- **WHAT YOU HAVE TO DO**
All of the listing below must be repeated word for word. Pictures are the only thing to omit.

- **SUPPLIED RECORDS**
'''

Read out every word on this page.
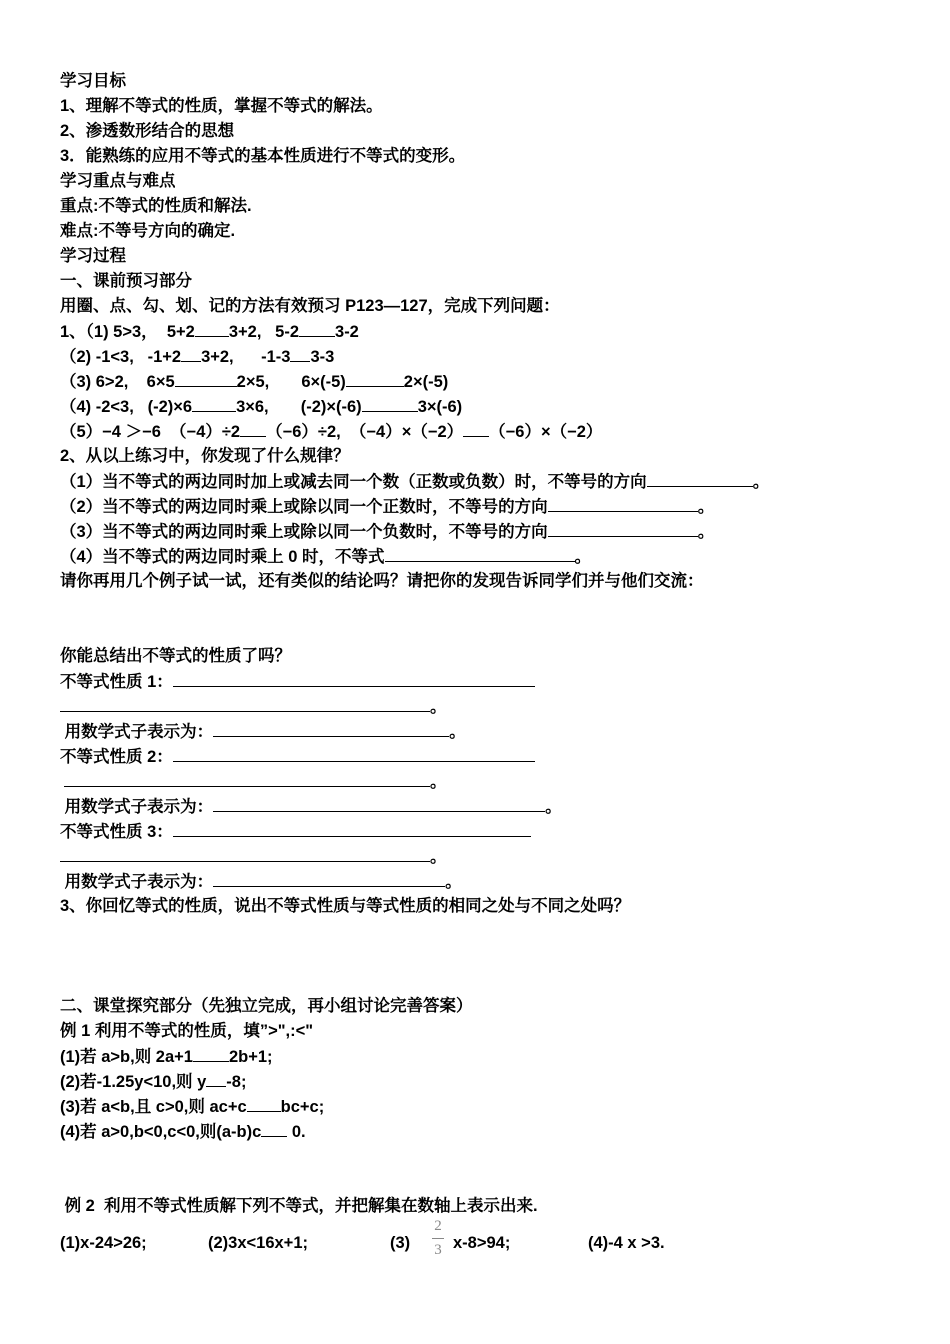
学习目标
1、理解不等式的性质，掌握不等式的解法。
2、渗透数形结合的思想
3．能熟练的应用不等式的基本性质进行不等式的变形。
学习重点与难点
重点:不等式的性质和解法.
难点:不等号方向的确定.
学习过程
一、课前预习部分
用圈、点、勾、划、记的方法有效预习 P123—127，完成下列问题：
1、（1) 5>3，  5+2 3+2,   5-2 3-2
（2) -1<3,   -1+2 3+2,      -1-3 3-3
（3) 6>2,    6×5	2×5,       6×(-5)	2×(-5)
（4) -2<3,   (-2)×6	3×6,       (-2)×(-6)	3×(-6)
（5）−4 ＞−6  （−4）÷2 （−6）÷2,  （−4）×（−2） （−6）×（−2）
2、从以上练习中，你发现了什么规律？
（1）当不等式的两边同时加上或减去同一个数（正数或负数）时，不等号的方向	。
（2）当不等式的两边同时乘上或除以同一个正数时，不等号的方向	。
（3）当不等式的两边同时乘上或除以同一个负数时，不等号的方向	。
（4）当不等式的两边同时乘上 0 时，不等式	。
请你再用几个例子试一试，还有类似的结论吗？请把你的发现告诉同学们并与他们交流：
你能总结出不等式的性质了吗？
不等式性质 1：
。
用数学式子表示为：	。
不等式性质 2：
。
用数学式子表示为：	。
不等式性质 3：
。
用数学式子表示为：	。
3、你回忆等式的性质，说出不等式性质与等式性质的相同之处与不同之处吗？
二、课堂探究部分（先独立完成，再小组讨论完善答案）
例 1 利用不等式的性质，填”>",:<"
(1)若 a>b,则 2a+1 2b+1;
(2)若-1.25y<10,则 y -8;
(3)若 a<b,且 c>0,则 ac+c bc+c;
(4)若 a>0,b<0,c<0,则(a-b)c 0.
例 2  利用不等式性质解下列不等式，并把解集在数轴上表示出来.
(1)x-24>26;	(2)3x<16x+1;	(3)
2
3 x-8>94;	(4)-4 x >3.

'''

- **REPLY**
Read out every word on this page.
学习目标
1、理解不等式的性质，掌握不等式的解法。
2、渗透数形结合的思想
3．能熟练的应用不等式的基本性质进行不等式的变形。
学习重点与难点
重点:不等式的性质和解法.
难点:不等号方向的确定.
学习过程
一、课前预习部分
用圈、点、勾、划、记的方法有效预习 P123—127，完成下列问题：
1、（1) 5>3，  5+2 3+2,   5-2 3-2
（2) -1<3,   -1+2 3+2,      -1-3 3-3
（3) 6>2,    6×5	2×5,       6×(-5)	2×(-5)
（4) -2<3,   (-2)×6	3×6,       (-2)×(-6)	3×(-6)
（5）−4 ＞−6  （−4）÷2 （−6）÷2,  （−4）×（−2） （−6）×（−2）
2、从以上练习中，你发现了什么规律？
（1）当不等式的两边同时加上或减去同一个数（正数或负数）时，不等号的方向	。
（2）当不等式的两边同时乘上或除以同一个正数时，不等号的方向	。
（3）当不等式的两边同时乘上或除以同一个负数时，不等号的方向	。
（4）当不等式的两边同时乘上 0 时，不等式	。
请你再用几个例子试一试，还有类似的结论吗？请把你的发现告诉同学们并与他们交流：
你能总结出不等式的性质了吗？
不等式性质 1：
。
用数学式子表示为：	。
不等式性质 2：
。
用数学式子表示为：	。
不等式性质 3：
。
用数学式子表示为：	。
3、你回忆等式的性质，说出不等式性质与等式性质的相同之处与不同之处吗？
二、课堂探究部分（先独立完成，再小组讨论完善答案）
例 1 利用不等式的性质，填”>",:<"
(1)若 a>b,则 2a+1 2b+1;
(2)若-1.25y<10,则 y -8;
(3)若 a<b,且 c>0,则 ac+c bc+c;
(4)若 a>0,b<0,c<0,则(a-b)c 0.
例 2  利用不等式性质解下列不等式，并把解集在数轴上表示出来.
(1)x-24>26;	(2)3x<16x+1;	(3)
2
3 x-8>94;	(4)-4 x >3.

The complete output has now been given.